» **PASSAGE PROVIDED**
━━━━━━━━━━━━━━━━━━━━━━━━━━━━━━

Responding to Changing Patient Needs with Modular Technology

October 7, 2009 in Modular Buildings

Hospital administrators and healthcare providers are facing unprecedented challenges in meeting changing demographic needs and profitability. One of the biggest challenges is the soaring number of baby boomers. They will be 78 million strong by 2029. Their expectations for healthcare are unlike any previous generation. They expect convenience, satellite locations, clean buildings and if it is green all the better. Joining this group are over one million injured war veterans from WW1 through the Persian Gulf War. The Iraq war has resulted in an additional 28,451 injured through 2007.

Medicare reimbursements have fallen below facility cost. The Medicare population is continuing to grow while commercial insurance is shrinking. Add in the Deficit Reduction Act of 2005 that significantly slows spending for Medicare and Medicaid. And you can see why administrators are in a full blown cardiac arrest. Delivering quality healthcare while preserving profit margins requires intense scrutiny in every department. From housekeeping to capital equipment every department is under the microscope. The facilities management department is no exception.


Meeting the needs of various demographics fueled a surge in new construction starts that reached an all time high of 109 million square feet in 2006. That peak according to Engineering News Record was 24% higher than what was reported at the start of the decade. “As profitability improved, major hospital chains began to undertake huge capital expansion programs, boosting construction activity. New technologies and the need to remain competitive have been key reasons for development initiatives.” Surgery centers, clinics, rural outreach locations, and diagnostic centers have seen a rapid rise in expansion to meet the demands of an aging population. For profit hospitals are not alone in this expansion. The renovation of older facilities and an increasing number of aging veterans has the government expanding at a record pace as well.

━━━━━━━━━━━━━━━━━━━━━━━━━━━━━━

» **AVAILABLE DATA**

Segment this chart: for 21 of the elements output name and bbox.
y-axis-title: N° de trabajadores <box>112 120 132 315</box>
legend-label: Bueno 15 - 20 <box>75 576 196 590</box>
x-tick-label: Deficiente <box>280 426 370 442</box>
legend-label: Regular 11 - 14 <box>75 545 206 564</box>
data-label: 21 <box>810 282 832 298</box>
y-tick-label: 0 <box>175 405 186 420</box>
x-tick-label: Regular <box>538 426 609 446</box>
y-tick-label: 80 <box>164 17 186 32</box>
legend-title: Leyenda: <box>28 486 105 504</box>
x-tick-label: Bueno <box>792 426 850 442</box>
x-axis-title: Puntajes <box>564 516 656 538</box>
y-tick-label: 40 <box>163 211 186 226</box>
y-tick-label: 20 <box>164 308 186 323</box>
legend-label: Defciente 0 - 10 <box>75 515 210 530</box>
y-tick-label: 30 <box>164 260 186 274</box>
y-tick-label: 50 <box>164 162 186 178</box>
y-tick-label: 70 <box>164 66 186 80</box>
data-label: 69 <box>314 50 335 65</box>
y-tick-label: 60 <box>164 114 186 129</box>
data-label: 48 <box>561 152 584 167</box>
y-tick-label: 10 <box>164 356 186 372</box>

━━━━━━━━━━━━━━━━━━━━━━━━━━━━━━

» **WORK INSTRUCTIONS**
(1) From the passage on modular technology and changing patient needs, reproduce the part that begins at the words "Hospital administrators and" and stops after "injured through 2007.".
(2) Carry on the passage about modular technology in healthcare facilities, starting right after its final sentence.
The records have nothing to do with what is asked here.

» **ANSWER SECTION**
(1)
Hospital administrators and healthcare providers are facing unprecedented challenges in meeting changing demographic needs and profitability. One of the biggest challenges is the soaring number of baby boomers. They will be 78 million strong by 2029. Their expectations for healthcare are unlike any previous generation. They expect convenience, satellite locations, clean buildings and if it is green all the better. Joining this group are over one million injured war veterans from WW1 through the Persian Gulf War. The Iraq war has resulted in an additional 28,451 injured through 2007.

(2)
Rapid expansion this decade has given life to alternative forms of construction. Administrators, facilities managers and architects have turned to the modular building industry to meet both short-term and long-term demand for quality space.


One benefit of modular is flexibility. It can be adjusted to function more efficiently. It can be moved and it offers a myriad of interior design options. “Temporary modular buildings used in healthcare applications are designed and constructed to uncompromising standards of quality,” said John Hale, director of healthcare design and construction for Satellite Shelters, Inc. “The very nature of being modular allows the medical community to design and configure the buildings in a manner that best suits their needs.” Robert Hash, MD, Senior Associate Dean at Mercer University School of Medicine is currently using modular technology for the construction of science research labs for medical school faculty. “We needed space for the intermediate term (4 years) and a short window between approval for the project and start-up for the project (9 months)” said Hash. According to Hash there are many other applications within the medical community that modular is well suited.

Hash advises his colleagues to talk through the design process and the project needs with the modular builder. Seek cost and space effective alternatives to the needs of traditional build uses, i.e, think beyond “how we always do it”. Hash notes, “thinking about even simple things like wash tub basins, equipment positioning, common use areas will maximize the efficiency of the building and the overall design.”

The Veterans Administration has adopted the modular concept even with its conventional construction. The VA Hospital Building System (VAHBS) is an approach to the design and construction of large, multi-story hospital buildings based on the principles of systems integration. Key features of the VAHBS are modular design with integrated service zones for permanent and adaptable building subsystems. Building efficiency is key in any new building discussion. The definition of building cost efficiency is a moving target but there are several undisputable qualifiers that modular buildings bring to the conversation.

• They are easily sited near existing facilities thus minimizing travel time for healthcare providers.
• When sited on a campus, modular facilities are easily accessible by patients thus speeding the delivery of services.
• Modular offers flexible interior design that allows for easy supervision of patients by fewer staff
• Outpatient clinics offer speed to occupancy and cost efficiency

Speed to occupancy is another variable that helps drive revenue to the bottom line. Simultaneous manufacturing and site work often shortens the construction time frame over conventional construction. Reduced construction time can reduce financing and supervision cost. Bringing a new service on-line quickly or opening a new clinic in an underserved market is quantifiable in revenue gains. Add in the increased consumer brand recognition and it is easy to see how modular buildings can work for you.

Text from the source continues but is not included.